§ 提供された抜粋:

説明

映像品質管理システム、映像受信端末、および映像品質管理装置

【課題】劣化映像の再現精度を向上させ、Full Reference法に基づくユーザ体感品質の評価値を高精度に算出する。
【解決手段】映像受信端末102は、エラーコンシールメント処理を含めたデコード処理を行い、映像劣化を検出した場合に、フリーズしたピクチャ番号、またはブロック歪の生じたマクロブロックデータを含めた品質情報を生成して送信する。映像品質管理装置108は、映像受信端末102から受信した品質情報のピクチャ番号またはマクロブロックデータを用いて、映像配信サーバ106から取得した原映像を加工し、ユーザがテレビ101にて視聴した劣化映像を再現する。

【発明の詳細な説明】
【技術分野】
【0001】
この発明は、リアルタイムな映像通信サービスにおいて、映像受信端末側で再生される映像のユーザ体感品質を評価するための映像品質管理システム、およびそれを構成する映像受信端末と映像品質管理装置に関するものである。
【背景技術】
【0002】
近年、通信と放送の融合という大きな流れの中で、有線および無線を問わずインターネット等を含む広域ネットワークを介した様々な映像通信サービスが提供され始めている。映像通信サービスとしては、例えばIPTV(Internet Protocol TeleVision)、映像配信、TV会議、TV電話がある。このようなサービスを提供する上では、安定した品質の確保が重要な命題となっている。
【0003】
従来から、ネットワークの通信品質を保証するための技術として「QoS(Quality of Service)」がある。この品質保証の考え方をさらに広げ、映像通信サービスを享受するエンドユーザが感じるサービス品質を定義して、これを保証するための技術として「QoE(Quality of Experience)」または「ユーザ体感品質」が開発されている。
【0004】
映像通信サービスにおけるユーザ体感品質は、映像コンテンツの符号化状態に関わる品質、ネットワーク伝送時に関わる品質、エンドユーザ環境に関わる品質といった様々な段階の各種要因によって決まると考えられる。従って、それぞれの段階の品質パラメータなどの映像情報を監視および収集することが求められる。そして、これらの情報から客観的な品質評価値(QoE値)を算出し、管理する。
【0005】
品質評価値を算出する手法として、収集した品質パラメータ群から推定する方法(Non Reference法、Reduce Reference法)、および原映像と劣化映像とを直接比較する方法(Full Reference法)等が提案されている。この中で、Full Reference法は、最も高精度の品質評価値を算出することが可能であるが、収集すべき映像情報量が非常に大きくなるため、実運用の映像通信サービスへの適用は困難と考えられてきた。
【0006】
他方、Non Reference法をベースにした品質評価方法として例えば特許文献1に係る映像配信サービスの品質モニタ方法がある。この方法では、映像受信端末が品質劣化(パケット損失、遅延、ゆらぎ等)を検出すると、映像ストリームの伝送品質に関する情報(エラー要因と受信レート等)と、デコード中の映像信号の品質に関する情報(エラー要因とブロックノイズのエラー率等)と、視聴者による評価に関する情報(5段階評価等)とを、映像品質管理装置へ通知する。映像品質管理装置は、これらの情報に基づいて映像品質を推定および評価し、サービス課金処理へ反映させていた。

§ 作業 1:
記録の最初の行から始めて、「Text: 10,000 μH: 10,000 μH [193, 66, 251, 76]」を含む行で終わる範囲を、両端の行も含めて一字一句そのまま書き写してください。
この抜粋と記録の間には何の関係もない。

ラベル付きボックスの記録:
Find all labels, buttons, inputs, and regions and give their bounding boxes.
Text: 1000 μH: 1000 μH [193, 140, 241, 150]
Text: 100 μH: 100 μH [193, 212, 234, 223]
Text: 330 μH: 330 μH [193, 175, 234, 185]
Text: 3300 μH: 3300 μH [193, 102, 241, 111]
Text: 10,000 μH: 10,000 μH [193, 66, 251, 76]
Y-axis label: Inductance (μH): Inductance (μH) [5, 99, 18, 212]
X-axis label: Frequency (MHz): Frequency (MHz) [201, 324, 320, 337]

§ 作業 2:
抜粋によると、Full Reference法とはどのような方法か。

§ 解答全文 1:
Find all labels, buttons, inputs, and regions and give their bounding boxes.
Text: 1000 μH: 1000 μH [193, 140, 241, 150]
Text: 100 μH: 100 μH [193, 212, 234, 223]
Text: 330 μH: 330 μH [193, 175, 234, 185]
Text: 3300 μH: 3300 μH [193, 102, 241, 111]
Text: 10,000 μH: 10,000 μH [193, 66, 251, 76]

§ 解答全文 2:
原映像と劣化映像とを直接比較する方法。